Dataset entries:
▼
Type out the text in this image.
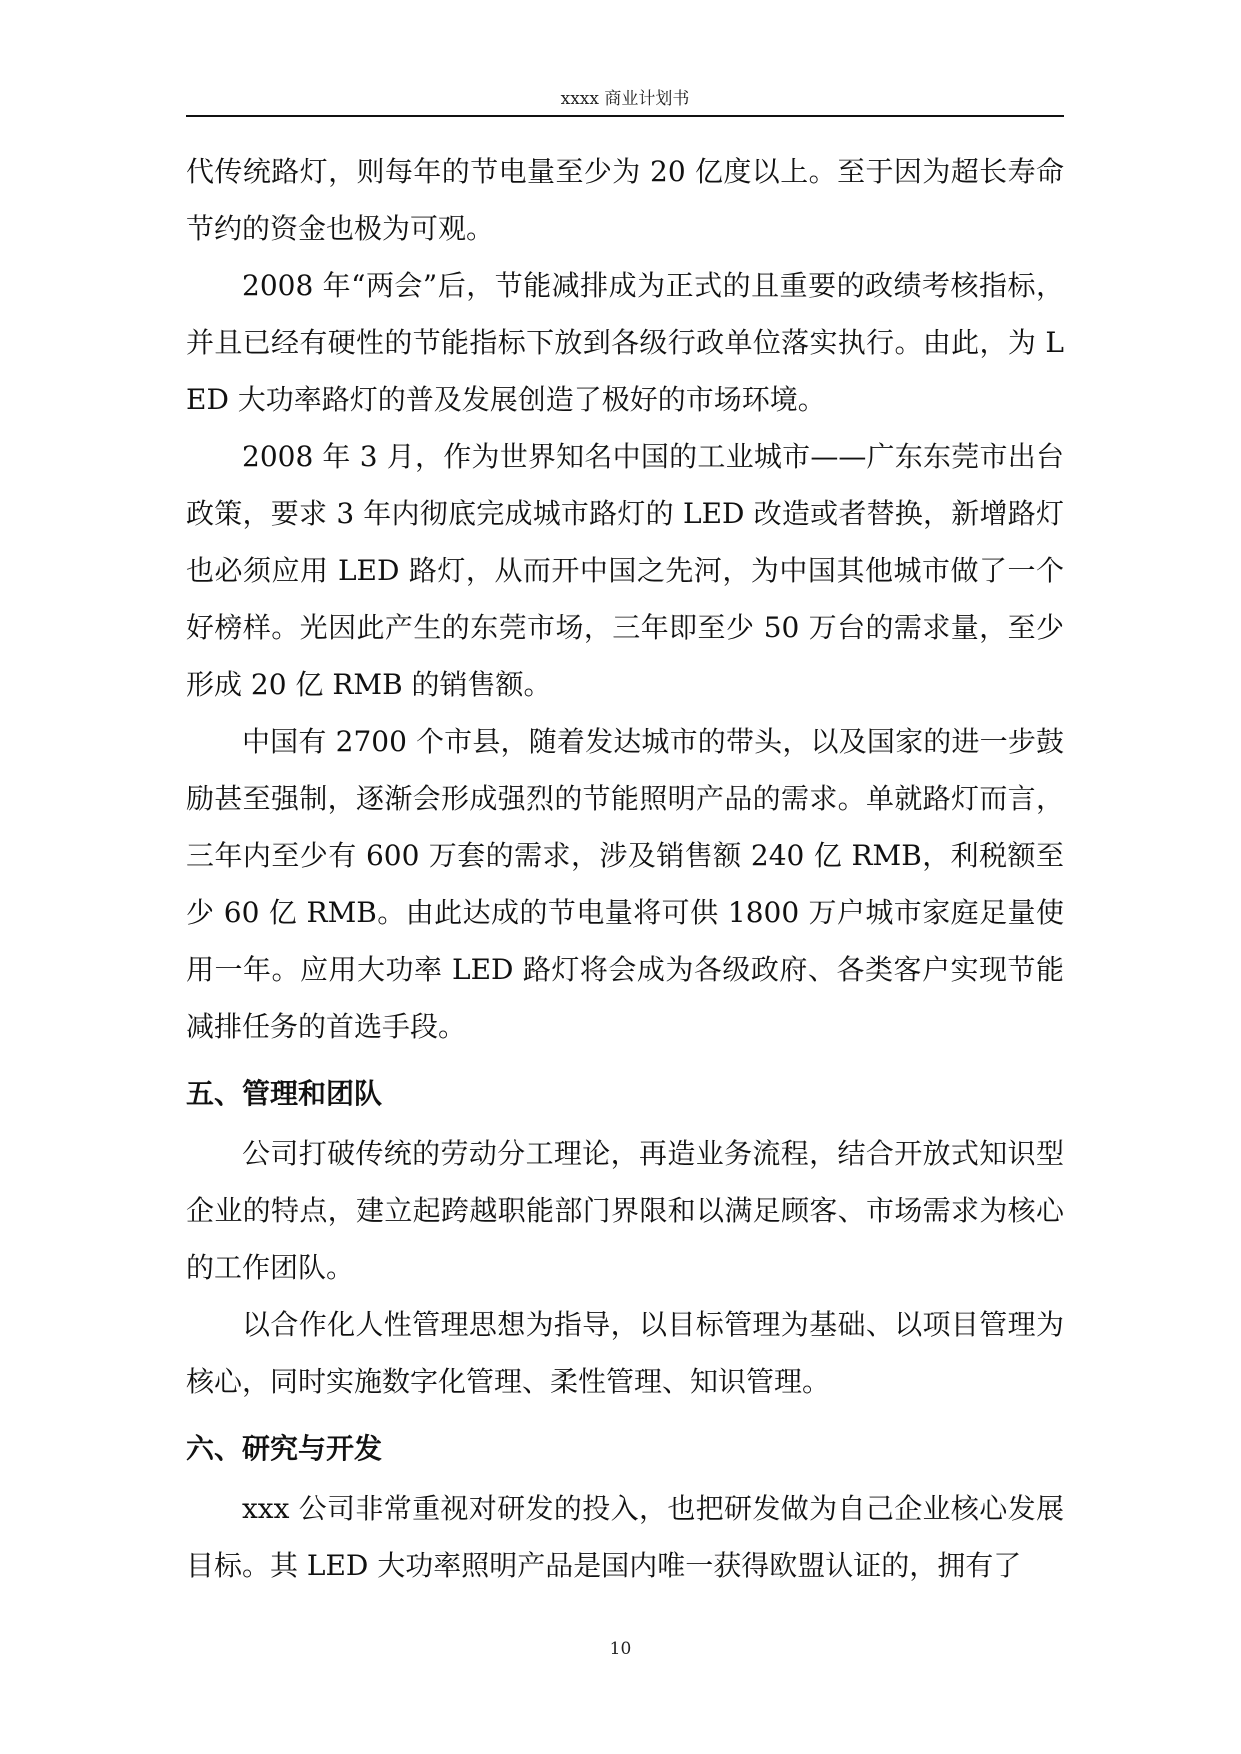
xxxx 商业计划书

代传统路灯，则每年的节电量至少为 20 亿度以上。至于因为超长寿命节约的资金也极为可观。

2008 年“两会”后，节能减排成为正式的且重要的政绩考核指标，并且已经有硬性的节能指标下放到各级行政单位落实执行。由此，为 LED 大功率路灯的普及发展创造了极好的市场环境。

2008 年 3 月，作为世界知名中国的工业城市——广东东莞市出台政策，要求 3 年内彻底完成城市路灯的 LED 改造或者替换，新增路灯也必须应用 LED 路灯，从而开中国之先河，为中国其他城市做了一个好榜样。光因此产生的东莞市场，三年即至少 50 万台的需求量，至少形成 20 亿 RMB 的销售额。

中国有 2700 个市县，随着发达城市的带头，以及国家的进一步鼓励甚至强制，逐渐会形成强烈的节能照明产品的需求。单就路灯而言，三年内至少有 600 万套的需求，涉及销售额 240 亿 RMB，利税额至少 60 亿 RMB。由此达成的节电量将可供 1800 万户城市家庭足量使用一年。应用大功率 LED 路灯将会成为各级政府、各类客户实现节能减排任务的首选手段。

五、管理和团队

公司打破传统的劳动分工理论，再造业务流程，结合开放式知识型企业的特点，建立起跨越职能部门界限和以满足顾客、市场需求为核心的工作团队。

以合作化人性管理思想为指导，以目标管理为基础、以项目管理为核心，同时实施数字化管理、柔性管理、知识管理。

六、研究与开发

xxx 公司非常重视对研发的投入，也把研发做为自己企业核心发展目标。其 LED 大功率照明产品是国内唯一获得欧盟认证的，拥有了

10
▲
Copy all of the entries verbatim, leaving out any pictures they contain.

Written response:
Type out the text in this image.
xxxx 商业计划书

代传统路灯，则每年的节电量至少为 20 亿度以上。至于因为超长寿命节约的资金也极为可观。

2008 年“两会”后，节能减排成为正式的且重要的政绩考核指标，并且已经有硬性的节能指标下放到各级行政单位落实执行。由此，为 LED 大功率路灯的普及发展创造了极好的市场环境。

2008 年 3 月，作为世界知名中国的工业城市——广东东莞市出台政策，要求 3 年内彻底完成城市路灯的 LED 改造或者替换，新增路灯也必须应用 LED 路灯，从而开中国之先河，为中国其他城市做了一个好榜样。光因此产生的东莞市场，三年即至少 50 万台的需求量，至少形成 20 亿 RMB 的销售额。

中国有 2700 个市县，随着发达城市的带头，以及国家的进一步鼓励甚至强制，逐渐会形成强烈的节能照明产品的需求。单就路灯而言，三年内至少有 600 万套的需求，涉及销售额 240 亿 RMB，利税额至少 60 亿 RMB。由此达成的节电量将可供 1800 万户城市家庭足量使用一年。应用大功率 LED 路灯将会成为各级政府、各类客户实现节能减排任务的首选手段。

五、管理和团队

公司打破传统的劳动分工理论，再造业务流程，结合开放式知识型企业的特点，建立起跨越职能部门界限和以满足顾客、市场需求为核心的工作团队。

以合作化人性管理思想为指导，以目标管理为基础、以项目管理为核心，同时实施数字化管理、柔性管理、知识管理。

六、研究与开发

xxx 公司非常重视对研发的投入，也把研发做为自己企业核心发展目标。其 LED 大功率照明产品是国内唯一获得欧盟认证的，拥有了

10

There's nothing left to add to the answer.